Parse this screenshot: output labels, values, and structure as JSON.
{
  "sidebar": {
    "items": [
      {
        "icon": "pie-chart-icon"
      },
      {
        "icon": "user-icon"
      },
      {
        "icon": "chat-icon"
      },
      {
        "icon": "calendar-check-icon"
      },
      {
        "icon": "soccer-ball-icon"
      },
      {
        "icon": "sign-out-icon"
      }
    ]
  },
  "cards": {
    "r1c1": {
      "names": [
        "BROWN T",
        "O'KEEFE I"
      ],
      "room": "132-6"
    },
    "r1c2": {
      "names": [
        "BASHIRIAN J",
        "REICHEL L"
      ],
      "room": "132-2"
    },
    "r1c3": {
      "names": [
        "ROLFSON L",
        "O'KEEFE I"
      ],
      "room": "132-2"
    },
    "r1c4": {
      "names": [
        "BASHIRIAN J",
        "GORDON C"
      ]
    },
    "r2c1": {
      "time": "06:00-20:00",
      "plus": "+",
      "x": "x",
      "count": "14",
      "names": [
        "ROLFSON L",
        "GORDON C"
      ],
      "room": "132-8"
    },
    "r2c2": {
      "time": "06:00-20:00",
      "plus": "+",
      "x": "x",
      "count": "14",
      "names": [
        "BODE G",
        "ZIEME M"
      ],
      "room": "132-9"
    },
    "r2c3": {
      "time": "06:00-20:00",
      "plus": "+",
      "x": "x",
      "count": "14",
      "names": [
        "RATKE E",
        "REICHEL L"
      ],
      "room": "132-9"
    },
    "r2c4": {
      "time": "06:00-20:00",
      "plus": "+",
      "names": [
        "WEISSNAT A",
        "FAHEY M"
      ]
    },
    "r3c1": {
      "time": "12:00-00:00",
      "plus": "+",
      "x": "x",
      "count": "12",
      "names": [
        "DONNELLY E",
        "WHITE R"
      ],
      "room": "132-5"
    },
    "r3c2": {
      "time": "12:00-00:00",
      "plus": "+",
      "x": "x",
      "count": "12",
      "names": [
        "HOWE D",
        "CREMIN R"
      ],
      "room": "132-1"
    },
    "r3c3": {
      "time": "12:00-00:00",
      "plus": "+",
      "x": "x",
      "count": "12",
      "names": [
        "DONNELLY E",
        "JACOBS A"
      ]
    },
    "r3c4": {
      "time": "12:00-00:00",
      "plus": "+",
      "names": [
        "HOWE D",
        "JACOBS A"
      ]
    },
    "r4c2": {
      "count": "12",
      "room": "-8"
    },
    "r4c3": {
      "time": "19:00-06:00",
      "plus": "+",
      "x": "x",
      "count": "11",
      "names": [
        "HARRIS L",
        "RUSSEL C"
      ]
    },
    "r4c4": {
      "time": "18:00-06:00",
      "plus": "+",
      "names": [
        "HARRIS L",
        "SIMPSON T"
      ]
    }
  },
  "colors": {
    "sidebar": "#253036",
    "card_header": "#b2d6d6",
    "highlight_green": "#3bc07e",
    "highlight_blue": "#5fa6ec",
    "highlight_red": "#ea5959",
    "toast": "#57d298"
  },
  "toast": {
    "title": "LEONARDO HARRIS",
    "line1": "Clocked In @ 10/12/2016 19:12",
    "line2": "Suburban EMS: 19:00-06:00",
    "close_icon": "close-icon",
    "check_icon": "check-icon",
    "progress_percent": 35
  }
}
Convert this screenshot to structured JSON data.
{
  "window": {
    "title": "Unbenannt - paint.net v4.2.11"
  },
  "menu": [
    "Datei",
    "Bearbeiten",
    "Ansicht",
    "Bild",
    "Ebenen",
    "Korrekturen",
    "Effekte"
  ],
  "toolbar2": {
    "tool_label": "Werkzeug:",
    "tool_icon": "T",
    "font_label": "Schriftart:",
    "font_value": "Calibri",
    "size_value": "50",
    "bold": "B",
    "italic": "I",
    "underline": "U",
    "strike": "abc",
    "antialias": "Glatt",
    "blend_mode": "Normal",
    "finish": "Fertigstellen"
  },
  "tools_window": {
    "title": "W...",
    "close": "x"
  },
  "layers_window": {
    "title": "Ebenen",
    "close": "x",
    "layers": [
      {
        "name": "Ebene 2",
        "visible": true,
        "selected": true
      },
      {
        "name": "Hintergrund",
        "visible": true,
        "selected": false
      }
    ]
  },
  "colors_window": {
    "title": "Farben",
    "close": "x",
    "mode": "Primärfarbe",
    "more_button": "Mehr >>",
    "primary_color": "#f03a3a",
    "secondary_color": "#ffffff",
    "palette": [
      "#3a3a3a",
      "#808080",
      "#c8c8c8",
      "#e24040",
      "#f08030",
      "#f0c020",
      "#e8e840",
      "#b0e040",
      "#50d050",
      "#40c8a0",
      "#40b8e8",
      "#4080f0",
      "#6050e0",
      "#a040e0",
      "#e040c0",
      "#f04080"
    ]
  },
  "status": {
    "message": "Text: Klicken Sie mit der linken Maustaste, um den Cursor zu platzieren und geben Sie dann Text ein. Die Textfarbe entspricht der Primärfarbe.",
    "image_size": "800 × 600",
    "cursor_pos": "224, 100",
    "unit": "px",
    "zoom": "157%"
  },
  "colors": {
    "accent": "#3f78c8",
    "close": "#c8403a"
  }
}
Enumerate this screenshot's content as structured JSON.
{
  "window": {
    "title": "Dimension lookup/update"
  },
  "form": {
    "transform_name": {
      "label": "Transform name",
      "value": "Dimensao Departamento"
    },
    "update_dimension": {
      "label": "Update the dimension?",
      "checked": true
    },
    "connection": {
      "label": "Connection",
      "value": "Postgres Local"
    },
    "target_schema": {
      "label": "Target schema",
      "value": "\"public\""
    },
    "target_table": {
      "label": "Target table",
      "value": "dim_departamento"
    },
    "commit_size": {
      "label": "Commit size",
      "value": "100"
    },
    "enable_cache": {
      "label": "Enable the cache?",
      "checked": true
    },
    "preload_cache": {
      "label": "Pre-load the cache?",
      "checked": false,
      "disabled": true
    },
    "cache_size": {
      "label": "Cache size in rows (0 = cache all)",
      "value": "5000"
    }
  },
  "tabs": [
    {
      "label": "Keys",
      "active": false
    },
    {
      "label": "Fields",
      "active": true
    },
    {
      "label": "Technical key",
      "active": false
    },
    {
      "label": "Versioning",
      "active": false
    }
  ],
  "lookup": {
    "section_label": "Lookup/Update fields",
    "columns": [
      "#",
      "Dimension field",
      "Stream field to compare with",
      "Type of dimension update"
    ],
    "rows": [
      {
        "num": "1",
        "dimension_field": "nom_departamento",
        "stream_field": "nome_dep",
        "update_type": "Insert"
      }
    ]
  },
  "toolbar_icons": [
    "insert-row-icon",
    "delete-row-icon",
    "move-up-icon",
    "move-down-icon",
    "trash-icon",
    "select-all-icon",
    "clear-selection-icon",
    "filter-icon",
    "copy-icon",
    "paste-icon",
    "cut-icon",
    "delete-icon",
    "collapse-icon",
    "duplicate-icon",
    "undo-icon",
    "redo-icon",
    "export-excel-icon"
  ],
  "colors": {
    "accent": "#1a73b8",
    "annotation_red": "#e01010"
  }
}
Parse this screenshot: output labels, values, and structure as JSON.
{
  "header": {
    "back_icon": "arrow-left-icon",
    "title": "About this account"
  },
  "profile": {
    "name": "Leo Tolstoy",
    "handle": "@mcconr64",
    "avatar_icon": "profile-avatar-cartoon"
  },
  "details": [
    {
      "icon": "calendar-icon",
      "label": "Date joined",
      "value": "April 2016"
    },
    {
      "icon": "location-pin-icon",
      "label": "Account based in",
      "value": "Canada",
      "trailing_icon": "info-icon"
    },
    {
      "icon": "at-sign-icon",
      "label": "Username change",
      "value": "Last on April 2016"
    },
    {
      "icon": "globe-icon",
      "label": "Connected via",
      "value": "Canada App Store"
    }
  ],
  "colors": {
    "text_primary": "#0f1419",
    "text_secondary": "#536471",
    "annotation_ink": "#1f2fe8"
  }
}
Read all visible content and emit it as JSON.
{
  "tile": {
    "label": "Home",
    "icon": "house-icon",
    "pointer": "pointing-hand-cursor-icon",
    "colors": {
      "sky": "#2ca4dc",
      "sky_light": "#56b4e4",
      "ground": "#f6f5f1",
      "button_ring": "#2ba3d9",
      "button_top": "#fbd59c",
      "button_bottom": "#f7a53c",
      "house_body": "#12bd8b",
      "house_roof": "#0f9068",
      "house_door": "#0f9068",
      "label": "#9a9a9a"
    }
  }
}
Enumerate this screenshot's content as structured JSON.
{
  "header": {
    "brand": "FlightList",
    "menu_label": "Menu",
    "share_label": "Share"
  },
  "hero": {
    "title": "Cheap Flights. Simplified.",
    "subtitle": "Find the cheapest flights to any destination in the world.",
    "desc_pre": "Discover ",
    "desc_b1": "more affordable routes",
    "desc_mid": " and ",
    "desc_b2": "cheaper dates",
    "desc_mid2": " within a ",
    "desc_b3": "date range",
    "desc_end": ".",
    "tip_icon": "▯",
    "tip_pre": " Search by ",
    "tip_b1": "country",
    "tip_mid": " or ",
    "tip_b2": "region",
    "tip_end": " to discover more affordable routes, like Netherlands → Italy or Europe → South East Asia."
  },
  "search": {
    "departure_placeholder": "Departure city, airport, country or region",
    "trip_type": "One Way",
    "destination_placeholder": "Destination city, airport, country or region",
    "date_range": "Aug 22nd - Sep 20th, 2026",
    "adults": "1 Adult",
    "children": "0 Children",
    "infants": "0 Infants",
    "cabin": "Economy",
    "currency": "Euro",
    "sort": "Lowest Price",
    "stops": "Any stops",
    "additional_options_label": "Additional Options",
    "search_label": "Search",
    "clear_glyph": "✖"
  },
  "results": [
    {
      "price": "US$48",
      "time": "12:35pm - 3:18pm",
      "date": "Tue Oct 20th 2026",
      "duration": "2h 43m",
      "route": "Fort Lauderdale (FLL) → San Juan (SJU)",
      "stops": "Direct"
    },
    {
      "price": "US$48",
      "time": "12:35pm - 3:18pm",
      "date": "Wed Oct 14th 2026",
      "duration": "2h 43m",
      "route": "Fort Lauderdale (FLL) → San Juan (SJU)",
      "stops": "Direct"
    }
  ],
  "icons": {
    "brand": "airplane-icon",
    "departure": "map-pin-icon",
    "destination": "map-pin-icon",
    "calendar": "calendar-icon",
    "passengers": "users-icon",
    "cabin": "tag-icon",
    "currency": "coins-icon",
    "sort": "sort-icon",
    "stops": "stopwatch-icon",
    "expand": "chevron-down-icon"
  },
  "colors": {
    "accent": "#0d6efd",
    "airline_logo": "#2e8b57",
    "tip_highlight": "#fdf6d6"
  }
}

Aim of the task →
Locate the string "Canada" in the listing above and copy every line where it occurs.

Full output →
      "value": "Canada",
      "value": "Canada App Store"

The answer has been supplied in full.